What the task requires
Show every line containing "الوابور" by copying it.
<<<<
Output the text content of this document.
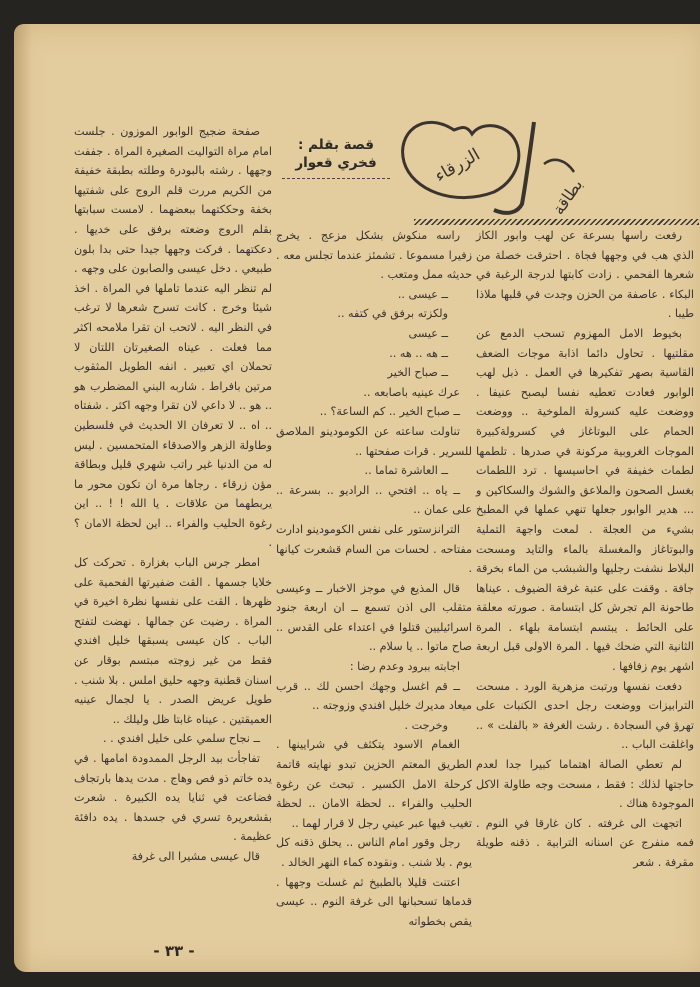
الزرقاء
بطاقة
قصة بقلم :
فخري قعوار

رفعت راسها بسرعة عن لهب وابور الكاز الذي هب في وجهها فجاة . احترقت خصلة من شعرها الفحمي . زادت كابتها لدرجة الرغبة في البكاء . عاصفة من الحزن وجدت في قلبها ملاذا طيبا .

بخيوط الامل المهزوم تسحب الدمع عن مقلتيها . تحاول دائما اذابة موجات الضعف القاسية بصهر تفكيرها في العمل . ذبل لهب الوابور فعادت تعطيه نفسا ليصبح عنيفا . ووضعت عليه كسرولة الملوخية .. ووضعت الحمام على البوتاغاز في كسرولةكبيرة الموجات الغروبية مركونة في صدرها . تلطمها لطمات خفيفة في احاسيسها . ترد اللطمات بغسل الصحون والملاعق والشوك والسكاكين و ... هدير الوابور جعلها تنهي عملها في المطبخ بشيء من العجلة . لمعت واجهة التملية والبوتاغاز والمغسلة بالماء والتايد ومسحت البلاط نشفت رجليها والشبشب من الماء بخرقة جافة . وقفت على عتبة غرفة الضيوف . عيناها طاحونة الم تجرش كل ابتسامة . صورته معلقة على الحائط . يبتسم ابتسامة بلهاء . المرة الثانية التي ضحك فيها . المرة الاولى قبل اربعة اشهر يوم زفافها .

دفعت نفسها ورتبت مزهرية الورد . مسحت الترابيزات ووضعت رجل احدى الكنبات على تهرؤ في السجادة . رشت الغرفة « بالفلت » .. واغلقت الباب ..

لم تعطي الصالة اهتماما كبيرا جدا لعدم حاجتها لذلك : فقط ، مسحت وجه طاولة الاكل الموجودة هناك .

اتجهت الى غرفته . كان غارقا في النوم . فمه منفرج عن اسنانه الترابية . ذقنه طويلة مقرفة . شعر

راسه منكوش بشكل مزعج . يخرج زفيرا مسموعا . تشمئز عندما تجلس معه . حديثه ممل ومتعب .

ــ عيسى ..

ولكزته برفق في كتفه ..

ــ عيسى

ــ هه .. هه ..

ــ صباح الخير

عرك عينيه باصابعه ..

ــ صباح الخير .. كم الساعة؟ ..

تناولت ساعته عن الكومودينو الملاصق للسرير . قرات صفحتها ..

ــ العاشرة تماما ..

ــ ياه .. افتحي .. الراديو .. بسرعة .. على عمان ..

الترانزستور على نفس الكومودينو ادارت مفتاحه . لحسات من السام قشعرت كيانها .

قال المذيع في موجز الاخبار ــ وعيسى متقلب الى اذن تسمع ــ ان اربعة جنود اسرائيليين قتلوا في اعتداء على القدس .. صاح ماتوا .. يا سلام ..

اجابته ببرود وعدم رضا :

ــ قم اغسل وجهك احسن لك .. قرب ميعاد مديرك خليل افندي وزوجته ..

وخرجت .

الغمام الاسود يتكثف في شرايينها . الطريق المعتم الحزين تبدو نهايته قاتمة كرحلة الامل الكسير . تبحث عن رغوة الحليب والفراء .. لحظة الامان .. لحظة تغيب فيها عبر عيني رجل لا قرار لهما ..

رجل وقور امام الناس .. يحلق ذقنه كل يوم . بلا شنب . ونقوده كماء النهر الخالد .

اعتنت قليلا بالطبيخ ثم غسلت وجهها . قدماها تسحبانها الى غرفة النوم .. عيسى يقص بخطواته

صفحة ضجيج الوابور الموزون . جلست امام مراة التواليت الصغيرة المراة . جففت وجهها . رشته بالبودرة وطلته بطبقة خفيفة من الكريم مررت قلم الروج على شفتيها بخفة وحككتهما ببعضهما . لامست سبابتها بقلم الروج وضعته برفق على خديها . دعكتهما . فركت وجهها جيدا حتى بدا بلون طبيعي . دخل عيسى والصابون على وجهه . لم تنظر اليه عندما تاملها في المراة . اخذ شيئا وخرج . كانت تسرح شعرها لا ترغب في النظر اليه . لاتحب ان تقرا ملامحه اكثر مما فعلت . عيناه الصغيرتان اللتان لا تحملان اي تعبير . انفه الطويل المثقوب مرتين بافراط . شاربه البني المضطرب هو .. هو .. لا داعي لان تقرا وجهه اكثر . شفتاه .. اه .. لا تعرفان الا الحديث في فلسطين وطاولة الزهر والاصدقاء المتحمسين . ليس له من الدنيا غير راتب شهري قليل وبطاقة مؤن زرقاء . رجاها مرة ان تكون محور ما يربطهما من علاقات . يا الله ! ! .. اين رغوة الحليب والفراء .. اين لحظة الامان ؟ .

امطر جرس الباب بغزارة . تحركت كل خلايا جسمها . القت ضفيرتها الفحمية على ظهرها . القت على نفسها نظرة اخيرة في المراة . رضيت عن جمالها . نهضت لتفتح الباب . كان عيسى يسبقها خليل افندي فقط من غير زوجته مبتسم بوقار عن اسنان قطنية وجهه حليق املس . بلا شنب . طويل عريض الصدر . يا لجمال عينيه العميقتين . عيناه غابتا ظل وليلك ..

ــ نجاح سلمي على خليل افندي . .

تفاجأت بيد الرجل الممدودة امامها . في يده خاتم ذو فص وهاج . مدت يدها بارتجاف فضاعت في ثنايا يده الكبيرة . شعرت بقشعريرة تسري في جسدها . يده دافئة عظيمة .

قال عيسى مشيرا الى غرفة

- ٣٣ -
>>>>
Task output
بخيوط الامل المهزوم تسحب الدمع عن مقلتيها . تحاول دائما اذابة موجات الضعف القاسية بصهر تفكيرها في العمل . ذبل لهب الوابور فعادت تعطيه نفسا ليصبح عنيفا . ووضعت عليه كسرولة الملوخية .. ووضعت الحمام على البوتاغاز في كسرولةكبيرة الموجات الغروبية مركونة في صدرها . تلطمها لطمات خفيفة في احاسيسها . ترد اللطمات بغسل الصحون والملاعق والشوك والسكاكين و ... هدير الوابور جعلها تنهي عملها في المطبخ بشيء من العجلة . لمعت واجهة التملية والبوتاغاز والمغسلة بالماء والتايد ومسحت البلاط نشفت رجليها والشبشب من الماء بخرقة جافة . وقفت على عتبة غرفة الضيوف . عيناها طاحونة الم تجرش كل ابتسامة . صورته معلقة على الحائط . يبتسم ابتسامة بلهاء . المرة الثانية التي ضحك فيها . المرة الاولى قبل اربعة اشهر يوم زفافها .
صفحة ضجيج الوابور الموزون . جلست امام مراة التواليت الصغيرة المراة . جففت وجهها . رشته بالبودرة وطلته بطبقة خفيفة من الكريم مررت قلم الروج على شفتيها بخفة وحككتهما ببعضهما . لامست سبابتها بقلم الروج وضعته برفق على خديها . دعكتهما . فركت وجهها جيدا حتى بدا بلون طبيعي . دخل عيسى والصابون على وجهه . لم تنظر اليه عندما تاملها في المراة . اخذ شيئا وخرج . كانت تسرح شعرها لا ترغب في النظر اليه . لاتحب ان تقرا ملامحه اكثر مما فعلت . عيناه الصغيرتان اللتان لا تحملان اي تعبير . انفه الطويل المثقوب مرتين بافراط . شاربه البني المضطرب هو .. هو .. لا داعي لان تقرا وجهه اكثر . شفتاه .. اه .. لا تعرفان الا الحديث في فلسطين وطاولة الزهر والاصدقاء المتحمسين . ليس له من الدنيا غير راتب شهري قليل وبطاقة مؤن زرقاء . رجاها مرة ان تكون محور ما يربطهما من علاقات . يا الله ! ! .. اين رغوة الحليب والفراء .. اين لحظة الامان ؟ .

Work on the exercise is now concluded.